[Entries with figure data]
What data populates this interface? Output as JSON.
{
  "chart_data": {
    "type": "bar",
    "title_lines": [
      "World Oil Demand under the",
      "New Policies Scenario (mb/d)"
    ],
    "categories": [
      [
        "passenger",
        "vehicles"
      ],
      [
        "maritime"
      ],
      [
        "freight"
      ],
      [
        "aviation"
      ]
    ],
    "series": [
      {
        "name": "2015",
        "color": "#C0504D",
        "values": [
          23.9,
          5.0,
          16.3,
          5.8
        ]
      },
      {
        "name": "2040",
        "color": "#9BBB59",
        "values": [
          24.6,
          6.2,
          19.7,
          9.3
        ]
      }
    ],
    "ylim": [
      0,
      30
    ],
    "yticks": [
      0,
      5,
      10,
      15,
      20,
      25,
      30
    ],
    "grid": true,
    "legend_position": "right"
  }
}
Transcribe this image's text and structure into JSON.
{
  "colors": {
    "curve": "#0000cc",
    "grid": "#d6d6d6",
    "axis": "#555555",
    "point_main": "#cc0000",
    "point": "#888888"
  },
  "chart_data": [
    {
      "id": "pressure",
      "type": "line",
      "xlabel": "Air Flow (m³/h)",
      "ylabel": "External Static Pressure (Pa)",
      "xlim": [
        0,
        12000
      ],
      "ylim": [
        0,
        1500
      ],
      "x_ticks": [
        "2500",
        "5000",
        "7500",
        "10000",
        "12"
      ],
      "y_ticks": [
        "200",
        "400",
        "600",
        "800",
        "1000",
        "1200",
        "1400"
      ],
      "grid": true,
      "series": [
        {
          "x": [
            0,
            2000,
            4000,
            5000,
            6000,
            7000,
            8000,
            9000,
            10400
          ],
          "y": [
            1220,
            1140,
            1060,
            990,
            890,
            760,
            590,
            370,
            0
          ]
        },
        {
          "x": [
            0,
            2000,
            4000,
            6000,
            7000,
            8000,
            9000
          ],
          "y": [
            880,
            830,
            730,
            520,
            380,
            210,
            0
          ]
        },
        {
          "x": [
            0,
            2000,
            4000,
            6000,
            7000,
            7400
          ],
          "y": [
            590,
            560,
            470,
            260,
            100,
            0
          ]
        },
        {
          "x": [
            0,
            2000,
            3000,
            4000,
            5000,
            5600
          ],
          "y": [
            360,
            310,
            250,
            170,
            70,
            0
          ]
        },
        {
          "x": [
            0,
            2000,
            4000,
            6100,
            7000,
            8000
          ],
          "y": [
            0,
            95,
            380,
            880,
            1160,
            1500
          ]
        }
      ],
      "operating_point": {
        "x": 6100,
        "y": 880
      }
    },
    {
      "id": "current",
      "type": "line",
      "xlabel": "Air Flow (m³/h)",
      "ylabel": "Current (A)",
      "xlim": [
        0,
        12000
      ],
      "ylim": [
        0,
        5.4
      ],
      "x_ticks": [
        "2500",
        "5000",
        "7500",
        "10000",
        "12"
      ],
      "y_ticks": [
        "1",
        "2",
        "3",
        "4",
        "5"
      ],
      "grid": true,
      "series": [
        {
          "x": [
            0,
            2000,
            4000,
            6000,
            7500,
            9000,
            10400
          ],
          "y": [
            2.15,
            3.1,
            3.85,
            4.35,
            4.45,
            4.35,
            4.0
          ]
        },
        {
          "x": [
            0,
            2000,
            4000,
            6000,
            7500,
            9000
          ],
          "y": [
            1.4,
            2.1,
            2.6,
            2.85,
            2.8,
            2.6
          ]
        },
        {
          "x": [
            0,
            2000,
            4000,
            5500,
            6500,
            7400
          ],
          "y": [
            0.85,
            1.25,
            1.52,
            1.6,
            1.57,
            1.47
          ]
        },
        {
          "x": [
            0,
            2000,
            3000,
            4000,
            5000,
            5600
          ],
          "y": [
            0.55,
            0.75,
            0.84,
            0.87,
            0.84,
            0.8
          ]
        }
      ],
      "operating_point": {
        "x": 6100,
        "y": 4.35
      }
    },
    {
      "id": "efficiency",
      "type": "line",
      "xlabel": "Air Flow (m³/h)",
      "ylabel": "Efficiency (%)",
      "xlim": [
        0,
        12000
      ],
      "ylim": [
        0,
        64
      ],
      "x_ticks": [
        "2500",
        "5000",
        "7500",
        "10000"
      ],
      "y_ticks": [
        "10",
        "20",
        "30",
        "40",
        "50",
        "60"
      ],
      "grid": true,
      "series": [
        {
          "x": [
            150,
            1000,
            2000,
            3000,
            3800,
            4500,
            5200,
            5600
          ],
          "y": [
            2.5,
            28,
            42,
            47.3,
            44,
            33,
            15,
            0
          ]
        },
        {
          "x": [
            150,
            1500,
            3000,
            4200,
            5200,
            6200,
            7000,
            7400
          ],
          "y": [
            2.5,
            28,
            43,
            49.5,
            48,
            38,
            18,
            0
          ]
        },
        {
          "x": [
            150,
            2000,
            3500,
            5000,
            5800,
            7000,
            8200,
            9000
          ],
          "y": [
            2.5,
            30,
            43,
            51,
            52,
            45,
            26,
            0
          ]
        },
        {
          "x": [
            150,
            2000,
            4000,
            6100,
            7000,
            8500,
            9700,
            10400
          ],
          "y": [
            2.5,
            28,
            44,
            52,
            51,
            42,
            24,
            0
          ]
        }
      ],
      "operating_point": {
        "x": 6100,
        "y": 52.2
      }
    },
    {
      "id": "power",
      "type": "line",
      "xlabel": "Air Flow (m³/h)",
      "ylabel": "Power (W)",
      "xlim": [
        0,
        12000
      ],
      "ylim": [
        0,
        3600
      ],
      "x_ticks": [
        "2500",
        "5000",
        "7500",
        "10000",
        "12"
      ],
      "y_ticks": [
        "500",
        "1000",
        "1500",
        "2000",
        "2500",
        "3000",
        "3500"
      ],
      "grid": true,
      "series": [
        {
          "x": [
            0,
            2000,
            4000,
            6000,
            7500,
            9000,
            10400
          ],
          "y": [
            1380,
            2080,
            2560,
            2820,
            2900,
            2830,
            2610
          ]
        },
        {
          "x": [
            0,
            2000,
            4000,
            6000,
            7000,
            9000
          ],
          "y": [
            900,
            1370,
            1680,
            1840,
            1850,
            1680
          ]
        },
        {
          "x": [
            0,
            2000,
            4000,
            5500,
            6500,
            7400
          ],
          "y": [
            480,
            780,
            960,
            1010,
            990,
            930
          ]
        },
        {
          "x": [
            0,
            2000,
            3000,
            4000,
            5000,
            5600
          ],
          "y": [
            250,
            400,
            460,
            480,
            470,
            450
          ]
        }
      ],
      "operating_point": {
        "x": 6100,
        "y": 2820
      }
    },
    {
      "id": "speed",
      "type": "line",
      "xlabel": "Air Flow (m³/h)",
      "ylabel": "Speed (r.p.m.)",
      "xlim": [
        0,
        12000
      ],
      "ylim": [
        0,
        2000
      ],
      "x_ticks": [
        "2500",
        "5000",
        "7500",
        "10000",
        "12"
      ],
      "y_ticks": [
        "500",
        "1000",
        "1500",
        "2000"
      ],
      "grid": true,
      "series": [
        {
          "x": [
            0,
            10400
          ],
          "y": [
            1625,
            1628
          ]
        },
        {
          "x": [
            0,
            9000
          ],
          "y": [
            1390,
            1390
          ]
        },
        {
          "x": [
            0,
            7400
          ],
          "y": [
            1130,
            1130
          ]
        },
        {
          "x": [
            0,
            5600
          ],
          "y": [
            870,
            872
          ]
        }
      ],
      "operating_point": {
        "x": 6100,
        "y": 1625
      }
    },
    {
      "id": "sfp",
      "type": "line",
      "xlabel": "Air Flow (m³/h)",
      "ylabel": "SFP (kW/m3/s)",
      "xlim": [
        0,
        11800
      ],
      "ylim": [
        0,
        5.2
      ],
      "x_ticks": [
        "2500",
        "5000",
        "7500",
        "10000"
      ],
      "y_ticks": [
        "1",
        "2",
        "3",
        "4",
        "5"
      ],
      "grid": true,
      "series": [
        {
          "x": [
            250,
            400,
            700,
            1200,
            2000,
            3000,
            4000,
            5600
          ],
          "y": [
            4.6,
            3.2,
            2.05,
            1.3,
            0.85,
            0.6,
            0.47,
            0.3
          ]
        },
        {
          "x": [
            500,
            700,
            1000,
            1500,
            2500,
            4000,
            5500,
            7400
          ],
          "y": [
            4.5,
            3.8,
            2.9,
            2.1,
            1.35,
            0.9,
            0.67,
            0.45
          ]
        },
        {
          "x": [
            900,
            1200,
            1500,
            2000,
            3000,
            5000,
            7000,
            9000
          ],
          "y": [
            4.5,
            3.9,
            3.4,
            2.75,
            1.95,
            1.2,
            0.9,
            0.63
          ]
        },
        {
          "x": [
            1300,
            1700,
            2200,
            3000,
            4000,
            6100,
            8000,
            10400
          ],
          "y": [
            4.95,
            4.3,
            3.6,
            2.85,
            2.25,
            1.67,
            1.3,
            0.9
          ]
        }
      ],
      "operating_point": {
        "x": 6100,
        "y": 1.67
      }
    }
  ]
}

▶ [Exercise prompt]
Gather each line from the entries above that includes the word "this".

▶ [The result]
What data populates this interface? Output as JSON.
Transcribe this image's text and structure into JSON.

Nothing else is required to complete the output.